**PROBLEM DETAILS:** Please copy out every line in the entries that includes the word "mental".

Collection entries
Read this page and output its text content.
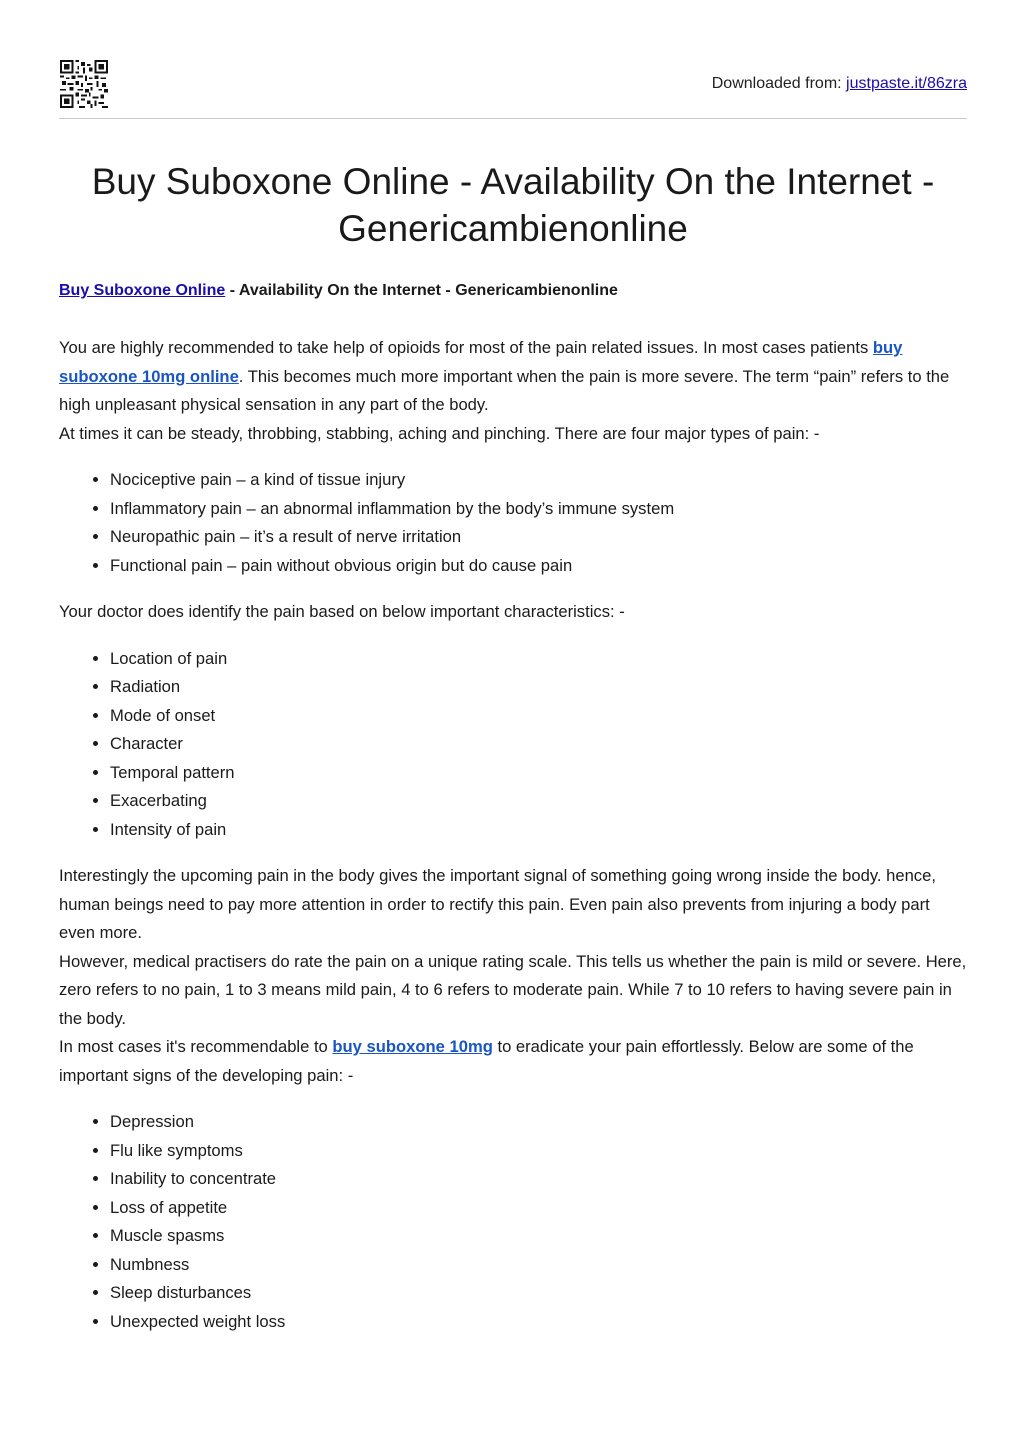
Downloaded from: justpaste.it/86zra
Buy Suboxone Online - Availability On the Internet - Genericambienonline
Buy Suboxone Online - Availability On the Internet - Genericambienonline

You are highly recommended to take help of opioids for most of the pain related issues. In most cases patients buy suboxone 10mg online. This becomes much more important when the pain is more severe. The term “pain” refers to the high unpleasant physical sensation in any part of the body.

At times it can be steady, throbbing, stabbing, aching and pinching. There are four major types of pain: -

• Nociceptive pain – a kind of tissue injury
• Inflammatory pain – an abnormal inflammation by the body’s immune system
• Neuropathic pain – it’s a result of nerve irritation
• Functional pain – pain without obvious origin but do cause pain

Your doctor does identify the pain based on below important characteristics: -

• Location of pain
• Radiation
• Mode of onset
• Character
• Temporal pattern
• Exacerbating
• Intensity of pain

Interestingly the upcoming pain in the body gives the important signal of something going wrong inside the body. hence, human beings need to pay more attention in order to rectify this pain. Even pain also prevents from injuring a body part even more.

However, medical practisers do rate the pain on a unique rating scale. This tells us whether the pain is mild or severe. Here, zero refers to no pain, 1 to 3 means mild pain, 4 to 6 refers to moderate pain. While 7 to 10 refers to having severe pain in the body.

In most cases it's recommendable to buy suboxone 10mg to eradicate your pain effortlessly. Below are some of the important signs of the developing pain: -

• Depression
• Flu like symptoms
• Inability to concentrate
• Loss of appetite
• Muscle spasms
• Numbness
• Sleep disturbances
• Unexpected weight loss
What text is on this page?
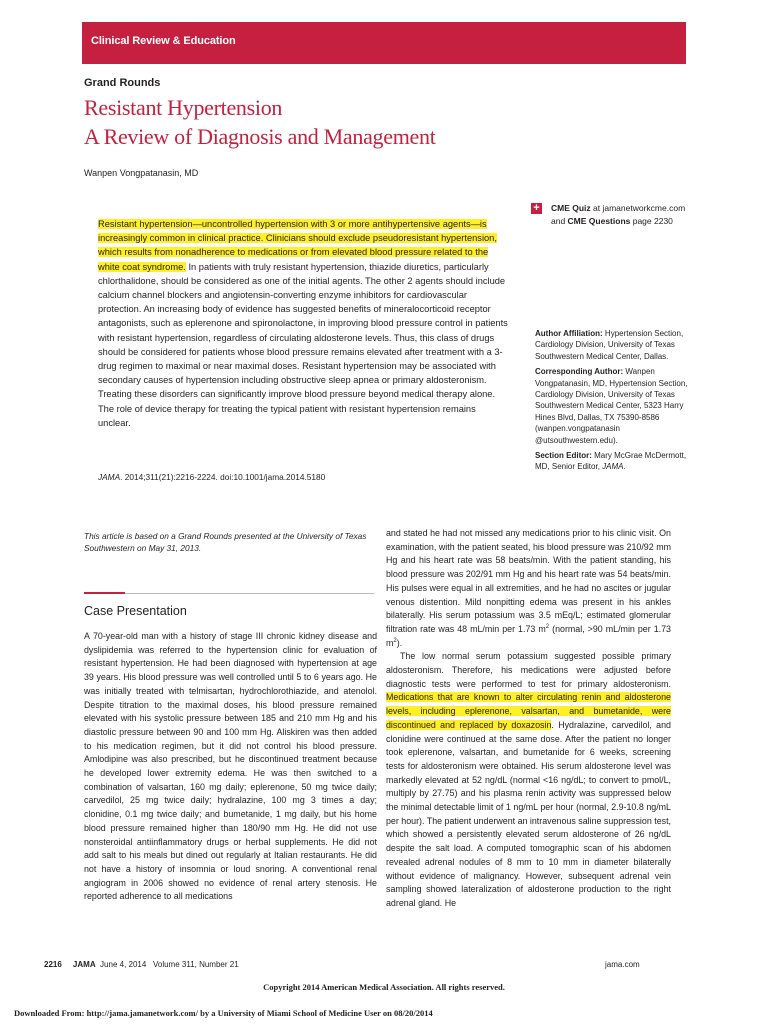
Clinical Review & Education
Grand Rounds
Resistant Hypertension
A Review of Diagnosis and Management
Wanpen Vongpatanasin, MD
Resistant hypertension—uncontrolled hypertension with 3 or more antihypertensive agents—is increasingly common in clinical practice. Clinicians should exclude pseudoresistant hypertension, which results from nonadherence to medications or from elevated blood pressure related to the white coat syndrome. In patients with truly resistant hypertension, thiazide diuretics, particularly chlorthalidone, should be considered as one of the initial agents. The other 2 agents should include calcium channel blockers and angiotensin-converting enzyme inhibitors for cardiovascular protection. An increasing body of evidence has suggested benefits of mineralocorticoid receptor antagonists, such as eplerenone and spironolactone, in improving blood pressure control in patients with resistant hypertension, regardless of circulating aldosterone levels. Thus, this class of drugs should be considered for patients whose blood pressure remains elevated after treatment with a 3-drug regimen to maximal or near maximal doses. Resistant hypertension may be associated with secondary causes of hypertension including obstructive sleep apnea or primary aldosteronism. Treating these disorders can significantly improve blood pressure beyond medical therapy alone. The role of device therapy for treating the typical patient with resistant hypertension remains unclear.
JAMA. 2014;311(21):2216-2224. doi:10.1001/jama.2014.5180
+ CME Quiz at jamanetworkcme.com and CME Questions page 2230

Author Affiliation: Hypertension Section, Cardiology Division, University of Texas Southwestern Medical Center, Dallas.

Corresponding Author: Wanpen Vongpatanasin, MD, Hypertension Section, Cardiology Division, University of Texas Southwestern Medical Center, 5323 Harry Hines Blvd, Dallas, TX 75390-8586 (wanpen.vongpatanasin @utsouthwestern.edu).

Section Editor: Mary McGrae McDermott, MD, Senior Editor, JAMA.

This article is based on a Grand Rounds presented at the University of Texas Southwestern on May 31, 2013.
Case Presentation
A 70-year-old man with a history of stage III chronic kidney disease and dyslipidemia was referred to the hypertension clinic for evaluation of resistant hypertension. He had been diagnosed with hypertension at age 39 years. His blood pressure was well controlled until 5 to 6 years ago. He was initially treated with telmisartan, hydrochlorothiazide, and atenolol. Despite titration to the maximal doses, his blood pressure remained elevated with his systolic pressure between 185 and 210 mm Hg and his diastolic pressure between 90 and 100 mm Hg. Aliskiren was then added to his medication regimen, but it did not control his blood pressure. Amlodipine was also prescribed, but he discontinued treatment because he developed lower extremity edema. He was then switched to a combination of valsartan, 160 mg daily; eplerenone, 50 mg twice daily; carvedilol, 25 mg twice daily; hydralazine, 100 mg 3 times a day; clonidine, 0.1 mg twice daily; and bumetanide, 1 mg daily, but his home blood pressure remained higher than 180/90 mm Hg. He did not use nonsteroidal antiinflammatory drugs or herbal supplements. He did not add salt to his meals but dined out regularly at Italian restaurants. He did not have a history of insomnia or loud snoring. A conventional renal angiogram in 2006 showed no evidence of renal artery stenosis. He reported adherence to all medications

and stated he had not missed any medications prior to his clinic visit. On examination, with the patient seated, his blood pressure was 210/92 mm Hg and his heart rate was 58 beats/min. With the patient standing, his blood pressure was 202/91 mm Hg and his heart rate was 54 beats/min. His pulses were equal in all extremities, and he had no ascites or jugular venous distention. Mild nonpitting edema was present in his ankles bilaterally. His serum potassium was 3.5 mEq/L; estimated glomerular filtration rate was 48 mL/min per 1.73 $m^2$ (normal, >90 mL/min per 1.73 $m^2$).

The low normal serum potassium suggested possible primary aldosteronism. Therefore, his medications were adjusted before diagnostic tests were performed to test for primary aldosteronism. Medications that are known to alter circulating renin and aldosterone levels, including eplerenone, valsartan, and bumetanide, were discontinued and replaced by doxazosin. Hydralazine, carvedilol, and clonidine were continued at the same dose. After the patient no longer took eplerenone, valsartan, and bumetanide for 6 weeks, screening tests for aldosteronism were obtained. His serum aldosterone level was markedly elevated at 52 ng/dL (normal <16 ng/dL; to convert to pmol/L, multiply by 27.75) and his plasma renin activity was suppressed below the minimal detectable limit of 1 ng/mL per hour (normal, 2.9-10.8 ng/mL per hour). The patient underwent an intravenous saline suppression test, which showed a persistently elevated serum aldosterone of 26 ng/dL despite the salt load. A computed tomographic scan of his abdomen revealed adrenal nodules of 8 mm to 10 mm in diameter bilaterally without evidence of malignancy. However, subsequent adrenal vein sampling showed lateralization of aldosterone production to the right adrenal gland. He

2216 JAMA June 4, 2014   Volume 311, Number 21	jama.com
Copyright 2014 American Medical Association. All rights reserved.
Downloaded From: http://jama.jamanetwork.com/ by a University of Miami School of Medicine User on 08/20/2014
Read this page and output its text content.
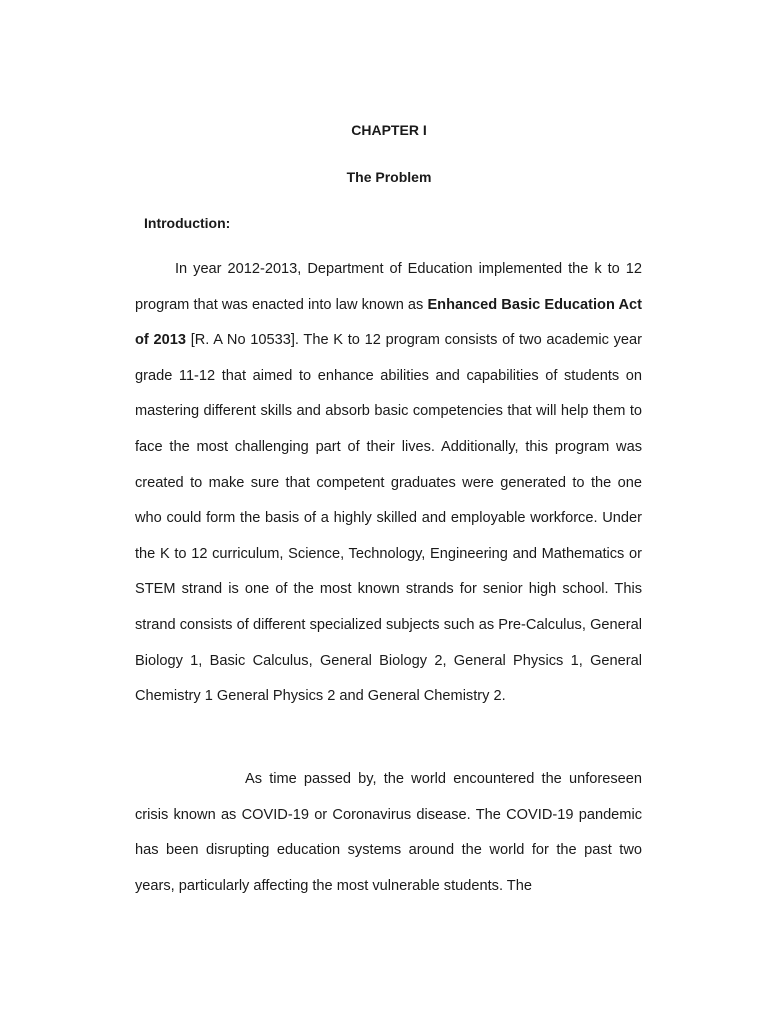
CHAPTER I
The Problem
Introduction:
In year 2012-2013, Department of Education implemented the k to 12 program that was enacted into law known as Enhanced Basic Education Act of 2013 [R. A No 10533]. The K to 12 program consists of two academic year grade 11-12 that aimed to enhance abilities and capabilities of students on mastering different skills and absorb basic competencies that will help them to face the most challenging part of their lives. Additionally, this program was created to make sure that competent graduates were generated to the one who could form the basis of a highly skilled and employable workforce. Under the K to 12 curriculum, Science, Technology, Engineering and Mathematics or STEM strand is one of the most known strands for senior high school. This strand consists of different specialized subjects such as Pre-Calculus, General Biology 1, Basic Calculus, General Biology 2, General Physics 1, General Chemistry 1 General Physics 2 and General Chemistry 2.
As time passed by, the world encountered the unforeseen crisis known as COVID-19 or Coronavirus disease. The COVID-19 pandemic has been disrupting education systems around the world for the past two years, particularly affecting the most vulnerable students. The
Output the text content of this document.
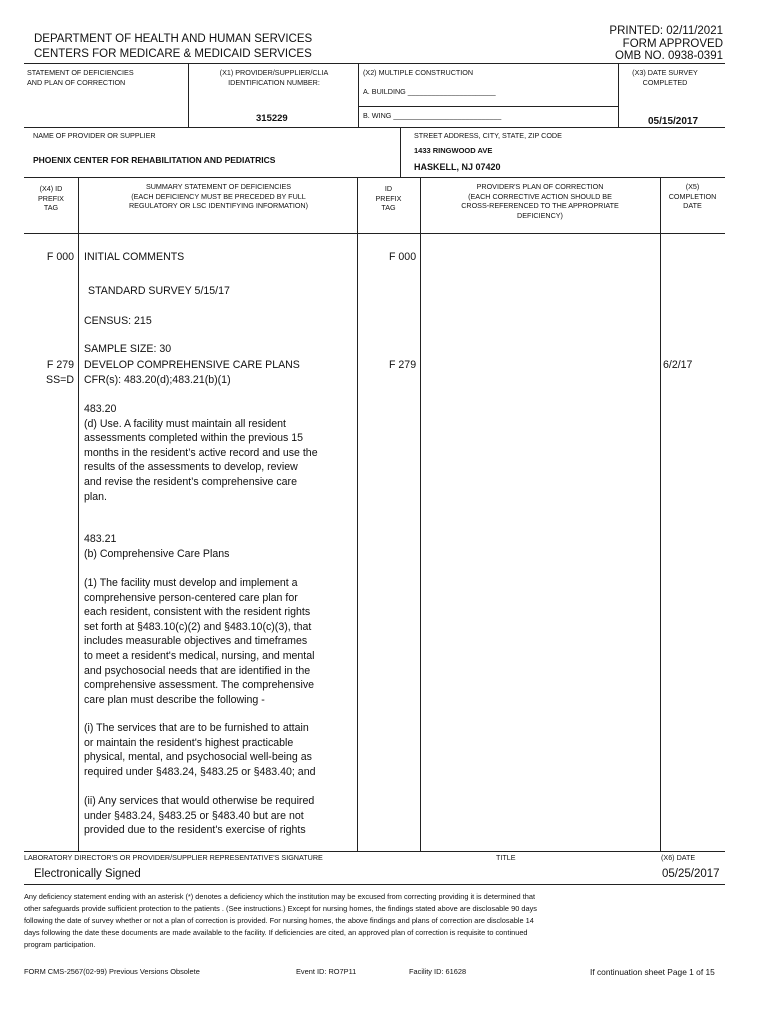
DEPARTMENT OF HEALTH AND HUMAN SERVICES
CENTERS FOR MEDICARE & MEDICAID SERVICES
PRINTED: 02/11/2021
FORM APPROVED
OMB NO. 0938-0391
STATEMENT OF DEFICIENCIES
AND PLAN OF CORRECTION
(X1) PROVIDER/SUPPLIER/CLIA
IDENTIFICATION NUMBER:
315229
(X2) MULTIPLE CONSTRUCTION
A. BUILDING ______________________
B. WING ___________________________
(X3) DATE SURVEY
COMPLETED
05/15/2017
NAME OF PROVIDER OR SUPPLIER
PHOENIX CENTER FOR REHABILITATION AND PEDIATRICS
STREET ADDRESS, CITY, STATE, ZIP CODE
1433 RINGWOOD AVE
HASKELL, NJ 07420
(X4) ID
PREFIX
TAG
SUMMARY STATEMENT OF DEFICIENCIES
(EACH DEFICIENCY MUST BE PRECEDED BY FULL
REGULATORY OR LSC IDENTIFYING INFORMATION)
ID
PREFIX
TAG
PROVIDER'S PLAN OF CORRECTION
(EACH CORRECTIVE ACTION SHOULD BE
CROSS-REFERENCED TO THE APPROPRIATE
DEFICIENCY)
(X5)
COMPLETION
DATE
F 000 INITIAL COMMENTS	F 000
STANDARD SURVEY 5/15/17
CENSUS: 215
SAMPLE SIZE: 30
F 279 DEVELOP COMPREHENSIVE CARE PLANS	F 279	6/2/17
SS=D CFR(s): 483.20(d);483.21(b)(1)
483.20
(d) Use. A facility must maintain all resident
assessments completed within the previous 15
months in the resident’s active record and use the
results of the assessments to develop, review
and revise the resident’s comprehensive care
plan.
483.21
(b) Comprehensive Care Plans
(1) The facility must develop and implement a
comprehensive person-centered care plan for
each resident, consistent with the resident rights
set forth at §483.10(c)(2) and §483.10(c)(3), that
includes measurable objectives and timeframes
to meet a resident's medical, nursing, and mental
and psychosocial needs that are identified in the
comprehensive assessment. The comprehensive
care plan must describe the following -
(i) The services that are to be furnished to attain
or maintain the resident's highest practicable
physical, mental, and psychosocial well-being as
required under §483.24, §483.25 or §483.40; and
(ii) Any services that would otherwise be required
under §483.24, §483.25 or §483.40 but are not
provided due to the resident's exercise of rights
LABORATORY DIRECTOR'S OR PROVIDER/SUPPLIER REPRESENTATIVE'S SIGNATURE	TITLE	(X6) DATE
Electronically Signed	05/25/2017
Any deficiency statement ending with an asterisk (*) denotes a deficiency which the institution may be excused from correcting providing it is determined that
other safeguards provide sufficient protection to the patients . (See instructions.) Except for nursing homes, the findings stated above are disclosable 90 days
following the date of survey whether or not a plan of correction is provided. For nursing homes, the above findings and plans of correction are disclosable 14
days following the date these documents are made available to the facility. If deficiencies are cited, an approved plan of correction is requisite to continued
program participation.
FORM CMS-2567(02-99) Previous Versions Obsolete	Event ID: RO7P11	Facility ID: 61628	If continuation sheet Page 1 of 15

**ANSWER SPACE:**
to meet a resident's medical, nursing, and mental
physical, mental, and psychosocial well-being as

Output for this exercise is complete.